## To be done
The required output is a single number: how many lines of the material contain the string "viewed".

** Begin Listing **

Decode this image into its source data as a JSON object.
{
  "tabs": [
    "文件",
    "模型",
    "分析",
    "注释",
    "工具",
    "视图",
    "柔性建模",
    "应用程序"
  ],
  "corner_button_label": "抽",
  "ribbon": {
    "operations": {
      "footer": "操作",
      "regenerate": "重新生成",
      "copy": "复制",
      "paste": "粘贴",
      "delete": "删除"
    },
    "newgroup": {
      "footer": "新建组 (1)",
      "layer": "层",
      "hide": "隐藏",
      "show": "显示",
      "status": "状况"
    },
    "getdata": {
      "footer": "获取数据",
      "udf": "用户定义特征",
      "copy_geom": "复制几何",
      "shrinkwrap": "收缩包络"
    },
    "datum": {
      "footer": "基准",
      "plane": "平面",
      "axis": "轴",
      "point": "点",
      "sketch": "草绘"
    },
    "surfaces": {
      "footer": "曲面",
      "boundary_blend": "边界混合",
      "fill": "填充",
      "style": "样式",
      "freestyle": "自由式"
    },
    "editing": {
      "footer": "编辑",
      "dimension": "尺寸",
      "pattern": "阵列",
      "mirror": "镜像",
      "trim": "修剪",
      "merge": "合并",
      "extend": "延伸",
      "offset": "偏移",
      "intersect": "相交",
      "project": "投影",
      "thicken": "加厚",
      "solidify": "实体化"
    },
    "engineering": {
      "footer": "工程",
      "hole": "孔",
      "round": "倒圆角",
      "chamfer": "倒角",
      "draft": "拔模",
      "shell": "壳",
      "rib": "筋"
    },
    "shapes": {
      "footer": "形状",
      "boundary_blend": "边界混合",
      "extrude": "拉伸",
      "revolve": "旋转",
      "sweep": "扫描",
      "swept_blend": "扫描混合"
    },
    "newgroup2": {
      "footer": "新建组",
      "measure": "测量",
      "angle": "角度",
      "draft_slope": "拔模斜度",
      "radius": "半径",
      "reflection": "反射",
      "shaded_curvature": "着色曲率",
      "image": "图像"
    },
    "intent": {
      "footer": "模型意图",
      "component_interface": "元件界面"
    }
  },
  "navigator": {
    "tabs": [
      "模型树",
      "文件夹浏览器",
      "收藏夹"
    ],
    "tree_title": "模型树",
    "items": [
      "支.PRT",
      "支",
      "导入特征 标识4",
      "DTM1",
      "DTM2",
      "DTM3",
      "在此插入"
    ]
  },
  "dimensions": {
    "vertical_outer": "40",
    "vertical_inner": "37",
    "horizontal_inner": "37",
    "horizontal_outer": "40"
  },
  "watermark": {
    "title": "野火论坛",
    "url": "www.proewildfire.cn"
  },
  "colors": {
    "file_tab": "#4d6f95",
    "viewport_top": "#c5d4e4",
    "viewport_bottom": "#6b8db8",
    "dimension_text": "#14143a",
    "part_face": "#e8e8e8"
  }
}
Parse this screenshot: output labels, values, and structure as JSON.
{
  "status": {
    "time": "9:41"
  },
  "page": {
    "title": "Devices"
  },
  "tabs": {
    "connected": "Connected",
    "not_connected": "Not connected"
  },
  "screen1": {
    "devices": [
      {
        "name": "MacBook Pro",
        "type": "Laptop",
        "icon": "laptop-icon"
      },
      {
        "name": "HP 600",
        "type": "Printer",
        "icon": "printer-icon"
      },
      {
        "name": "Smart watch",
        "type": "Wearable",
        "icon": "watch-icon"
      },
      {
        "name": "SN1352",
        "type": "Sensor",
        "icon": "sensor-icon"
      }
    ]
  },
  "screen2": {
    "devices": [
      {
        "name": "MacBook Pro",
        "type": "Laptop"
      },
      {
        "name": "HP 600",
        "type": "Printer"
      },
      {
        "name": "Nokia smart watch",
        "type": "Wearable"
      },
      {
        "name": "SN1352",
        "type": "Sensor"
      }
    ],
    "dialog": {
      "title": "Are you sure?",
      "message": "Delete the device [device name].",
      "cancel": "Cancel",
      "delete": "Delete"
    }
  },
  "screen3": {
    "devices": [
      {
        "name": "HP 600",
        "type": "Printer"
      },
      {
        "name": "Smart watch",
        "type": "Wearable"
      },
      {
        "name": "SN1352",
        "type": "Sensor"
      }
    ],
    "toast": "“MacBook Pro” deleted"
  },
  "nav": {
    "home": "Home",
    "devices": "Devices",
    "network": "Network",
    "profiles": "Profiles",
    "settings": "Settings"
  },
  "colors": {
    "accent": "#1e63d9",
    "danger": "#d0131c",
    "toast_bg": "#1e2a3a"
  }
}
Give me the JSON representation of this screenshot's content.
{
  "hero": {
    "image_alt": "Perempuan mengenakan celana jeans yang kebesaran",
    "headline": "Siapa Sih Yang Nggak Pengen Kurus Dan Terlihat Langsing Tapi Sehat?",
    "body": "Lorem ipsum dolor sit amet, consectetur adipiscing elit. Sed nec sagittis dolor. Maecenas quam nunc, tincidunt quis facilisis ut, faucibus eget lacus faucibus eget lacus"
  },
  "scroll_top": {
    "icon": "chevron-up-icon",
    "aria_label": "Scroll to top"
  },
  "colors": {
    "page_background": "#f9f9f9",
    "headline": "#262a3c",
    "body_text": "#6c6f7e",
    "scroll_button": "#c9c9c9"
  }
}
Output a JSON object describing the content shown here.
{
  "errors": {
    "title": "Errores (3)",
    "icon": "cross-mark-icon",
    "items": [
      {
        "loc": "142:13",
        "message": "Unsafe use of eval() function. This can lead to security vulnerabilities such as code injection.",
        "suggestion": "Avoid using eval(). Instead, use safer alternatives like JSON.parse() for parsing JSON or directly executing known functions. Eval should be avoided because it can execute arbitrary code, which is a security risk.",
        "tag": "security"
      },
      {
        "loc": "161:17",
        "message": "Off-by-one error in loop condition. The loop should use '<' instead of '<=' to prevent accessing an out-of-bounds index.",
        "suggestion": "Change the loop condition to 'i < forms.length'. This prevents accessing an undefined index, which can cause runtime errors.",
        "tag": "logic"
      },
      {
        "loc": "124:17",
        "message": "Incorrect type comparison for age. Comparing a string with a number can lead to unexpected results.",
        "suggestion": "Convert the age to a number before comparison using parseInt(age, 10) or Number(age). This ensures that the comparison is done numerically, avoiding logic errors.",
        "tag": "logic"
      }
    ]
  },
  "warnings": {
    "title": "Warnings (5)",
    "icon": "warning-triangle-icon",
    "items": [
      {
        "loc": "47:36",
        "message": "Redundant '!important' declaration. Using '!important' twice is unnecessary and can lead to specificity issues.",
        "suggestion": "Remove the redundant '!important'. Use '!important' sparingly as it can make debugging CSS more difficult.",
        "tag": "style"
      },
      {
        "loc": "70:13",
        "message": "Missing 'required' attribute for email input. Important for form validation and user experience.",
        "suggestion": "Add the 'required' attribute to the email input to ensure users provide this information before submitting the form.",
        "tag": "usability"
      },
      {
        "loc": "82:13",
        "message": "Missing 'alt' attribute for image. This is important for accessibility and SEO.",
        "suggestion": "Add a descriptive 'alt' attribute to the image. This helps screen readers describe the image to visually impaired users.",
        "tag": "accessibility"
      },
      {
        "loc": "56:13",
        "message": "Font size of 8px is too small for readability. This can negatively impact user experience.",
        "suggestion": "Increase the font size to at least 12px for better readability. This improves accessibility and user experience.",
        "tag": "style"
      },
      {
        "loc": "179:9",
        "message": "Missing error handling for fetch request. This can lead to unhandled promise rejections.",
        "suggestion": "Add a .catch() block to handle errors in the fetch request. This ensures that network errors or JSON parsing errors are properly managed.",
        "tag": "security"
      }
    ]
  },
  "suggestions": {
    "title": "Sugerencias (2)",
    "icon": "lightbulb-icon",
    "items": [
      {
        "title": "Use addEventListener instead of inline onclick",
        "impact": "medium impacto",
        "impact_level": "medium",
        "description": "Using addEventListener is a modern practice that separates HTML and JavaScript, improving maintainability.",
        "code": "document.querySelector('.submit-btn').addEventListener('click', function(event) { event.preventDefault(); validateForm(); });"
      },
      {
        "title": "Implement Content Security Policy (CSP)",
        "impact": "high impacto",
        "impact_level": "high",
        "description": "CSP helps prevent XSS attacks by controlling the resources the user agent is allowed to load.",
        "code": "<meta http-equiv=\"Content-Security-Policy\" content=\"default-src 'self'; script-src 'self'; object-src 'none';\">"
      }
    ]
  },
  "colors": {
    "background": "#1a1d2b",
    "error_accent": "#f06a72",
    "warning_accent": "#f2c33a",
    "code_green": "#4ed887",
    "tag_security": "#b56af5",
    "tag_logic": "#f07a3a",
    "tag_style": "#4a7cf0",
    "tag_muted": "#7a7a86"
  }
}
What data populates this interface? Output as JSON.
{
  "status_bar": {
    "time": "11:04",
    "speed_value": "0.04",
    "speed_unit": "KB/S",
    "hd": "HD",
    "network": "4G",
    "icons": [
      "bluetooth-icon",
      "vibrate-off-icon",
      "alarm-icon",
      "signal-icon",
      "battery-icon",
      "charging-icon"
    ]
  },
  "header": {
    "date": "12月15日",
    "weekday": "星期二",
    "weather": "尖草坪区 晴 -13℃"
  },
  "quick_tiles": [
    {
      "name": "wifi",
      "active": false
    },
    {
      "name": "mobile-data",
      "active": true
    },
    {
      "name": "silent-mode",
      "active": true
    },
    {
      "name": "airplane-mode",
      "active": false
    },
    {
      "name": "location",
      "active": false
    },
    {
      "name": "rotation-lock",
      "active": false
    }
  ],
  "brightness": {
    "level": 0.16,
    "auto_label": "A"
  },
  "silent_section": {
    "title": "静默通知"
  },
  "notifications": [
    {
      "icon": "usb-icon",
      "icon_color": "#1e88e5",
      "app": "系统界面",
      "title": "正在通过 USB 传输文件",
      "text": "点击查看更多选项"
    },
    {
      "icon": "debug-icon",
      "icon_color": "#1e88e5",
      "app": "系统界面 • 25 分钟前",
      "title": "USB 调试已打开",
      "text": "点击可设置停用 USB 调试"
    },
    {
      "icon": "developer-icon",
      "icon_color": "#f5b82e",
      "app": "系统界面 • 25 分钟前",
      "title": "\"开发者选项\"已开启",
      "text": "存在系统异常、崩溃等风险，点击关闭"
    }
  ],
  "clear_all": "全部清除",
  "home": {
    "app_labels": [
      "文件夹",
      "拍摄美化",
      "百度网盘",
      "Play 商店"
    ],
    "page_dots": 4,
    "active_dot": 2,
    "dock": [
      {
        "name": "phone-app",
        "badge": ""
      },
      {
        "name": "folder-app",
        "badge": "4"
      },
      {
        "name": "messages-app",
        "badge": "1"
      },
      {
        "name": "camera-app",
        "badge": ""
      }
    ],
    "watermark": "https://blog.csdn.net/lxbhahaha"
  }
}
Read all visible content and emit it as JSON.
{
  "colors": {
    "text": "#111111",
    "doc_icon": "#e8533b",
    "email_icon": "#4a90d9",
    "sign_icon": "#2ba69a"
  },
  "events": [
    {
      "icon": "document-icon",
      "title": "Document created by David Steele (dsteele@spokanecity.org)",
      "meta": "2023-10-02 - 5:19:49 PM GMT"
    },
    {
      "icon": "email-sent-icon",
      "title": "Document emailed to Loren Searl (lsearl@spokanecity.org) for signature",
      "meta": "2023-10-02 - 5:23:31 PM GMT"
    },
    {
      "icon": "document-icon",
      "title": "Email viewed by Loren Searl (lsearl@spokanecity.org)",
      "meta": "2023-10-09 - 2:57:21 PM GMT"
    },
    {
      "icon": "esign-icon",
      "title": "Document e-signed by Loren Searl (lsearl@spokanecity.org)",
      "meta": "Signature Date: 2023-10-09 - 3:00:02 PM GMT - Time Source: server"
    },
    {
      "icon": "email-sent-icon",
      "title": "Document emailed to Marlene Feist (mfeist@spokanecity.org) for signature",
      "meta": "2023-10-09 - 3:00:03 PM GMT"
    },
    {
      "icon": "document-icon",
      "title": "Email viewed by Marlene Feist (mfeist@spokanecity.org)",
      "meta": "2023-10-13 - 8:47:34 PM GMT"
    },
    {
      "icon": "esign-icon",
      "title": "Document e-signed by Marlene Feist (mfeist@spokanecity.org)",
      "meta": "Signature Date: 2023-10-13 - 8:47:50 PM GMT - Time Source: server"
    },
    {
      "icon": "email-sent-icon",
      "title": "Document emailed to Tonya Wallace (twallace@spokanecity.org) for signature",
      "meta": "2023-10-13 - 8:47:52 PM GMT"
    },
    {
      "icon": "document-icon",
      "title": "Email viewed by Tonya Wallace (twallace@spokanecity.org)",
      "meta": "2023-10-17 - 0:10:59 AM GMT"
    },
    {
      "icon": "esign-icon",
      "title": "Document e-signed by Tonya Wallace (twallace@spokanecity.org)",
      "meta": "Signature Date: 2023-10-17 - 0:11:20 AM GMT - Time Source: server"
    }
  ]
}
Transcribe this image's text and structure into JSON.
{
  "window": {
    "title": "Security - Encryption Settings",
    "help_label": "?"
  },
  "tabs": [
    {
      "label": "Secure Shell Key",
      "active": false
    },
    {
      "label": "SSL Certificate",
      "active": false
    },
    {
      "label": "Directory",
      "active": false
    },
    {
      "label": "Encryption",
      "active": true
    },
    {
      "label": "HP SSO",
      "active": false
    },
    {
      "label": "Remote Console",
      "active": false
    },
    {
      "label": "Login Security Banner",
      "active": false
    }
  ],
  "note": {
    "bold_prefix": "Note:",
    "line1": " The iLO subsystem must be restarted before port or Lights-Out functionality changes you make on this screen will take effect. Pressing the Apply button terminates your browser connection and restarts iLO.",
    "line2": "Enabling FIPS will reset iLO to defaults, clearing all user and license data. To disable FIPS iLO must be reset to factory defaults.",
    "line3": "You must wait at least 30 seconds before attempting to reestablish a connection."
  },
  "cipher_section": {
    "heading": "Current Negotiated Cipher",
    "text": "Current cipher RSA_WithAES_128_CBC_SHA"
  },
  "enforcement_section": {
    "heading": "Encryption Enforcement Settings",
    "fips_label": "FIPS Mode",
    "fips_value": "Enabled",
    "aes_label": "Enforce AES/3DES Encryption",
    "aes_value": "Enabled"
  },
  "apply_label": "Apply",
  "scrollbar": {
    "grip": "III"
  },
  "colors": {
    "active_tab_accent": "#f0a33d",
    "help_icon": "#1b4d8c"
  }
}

** End Listing **

## Full answer
3